Your instructions: Which lines hold the string "Level"? Copy every one of them.
:::::
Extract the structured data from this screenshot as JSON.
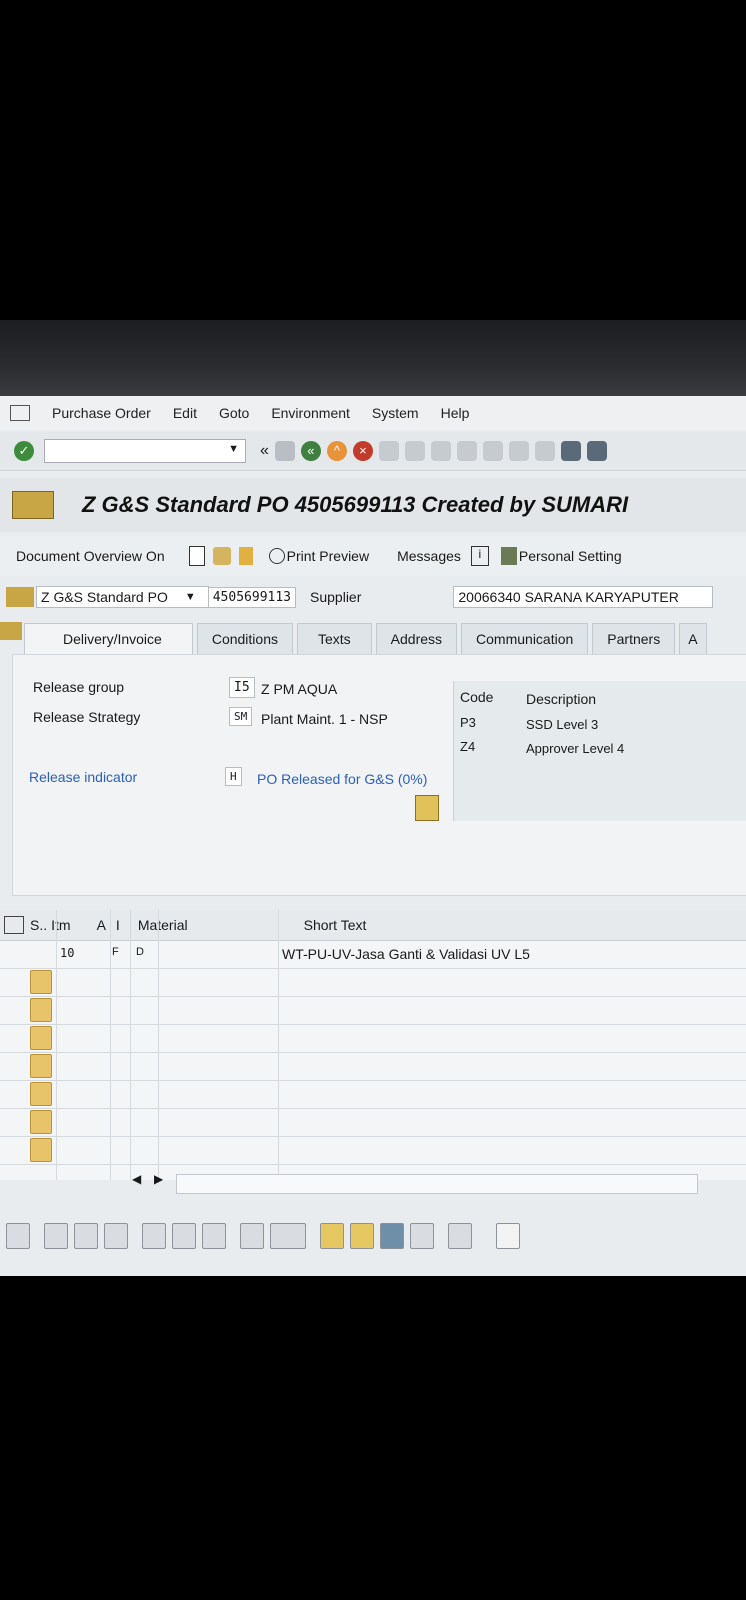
{
  "menu": [
    "Purchase Order",
    "Edit",
    "Goto",
    "Environment",
    "System",
    "Help"
  ],
  "toolbar": {
    "back_label": "«"
  },
  "title": "Z G&S Standard PO 4505699113 Created by SUMARI",
  "app_toolbar": {
    "doc_overview": "Document Overview On",
    "print_preview": "Print Preview",
    "messages": "Messages",
    "personal_setting": "Personal Setting"
  },
  "header": {
    "doc_type": "Z G&S Standard PO",
    "po_number": "4505699113",
    "supplier_label": "Supplier",
    "supplier_value": "20066340 SARANA KARYAPUTER"
  },
  "tabs": [
    "Delivery/Invoice",
    "Conditions",
    "Texts",
    "Address",
    "Communication",
    "Partners",
    "A"
  ],
  "release": {
    "group_label": "Release group",
    "group_code": "I5",
    "group_desc": "Z PM AQUA",
    "strategy_label": "Release Strategy",
    "strategy_code": "SM",
    "strategy_desc": "Plant Maint. 1 - NSP",
    "indicator_label": "Release indicator",
    "indicator_code": "H",
    "indicator_desc": "PO Released for G&S (0%)"
  },
  "release_table": {
    "col_code": "Code",
    "col_desc": "Description",
    "rows": [
      {
        "code": "P3",
        "desc": "SSD Level 3"
      },
      {
        "code": "Z4",
        "desc": "Approver Level 4"
      }
    ]
  },
  "items": {
    "headers": {
      "s": "S..",
      "itm": "Itm",
      "a": "A",
      "i": "I",
      "material": "Material",
      "short_text": "Short Text"
    },
    "rows": [
      {
        "itm": "10",
        "a": "F",
        "i": "D",
        "short_text": "WT-PU-UV-Jasa Ganti & Validasi UV L5"
      }
    ]
  }
}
:::::
Result for this task:
        "desc": "SSD Level 3"
        "desc": "Approver Level 4"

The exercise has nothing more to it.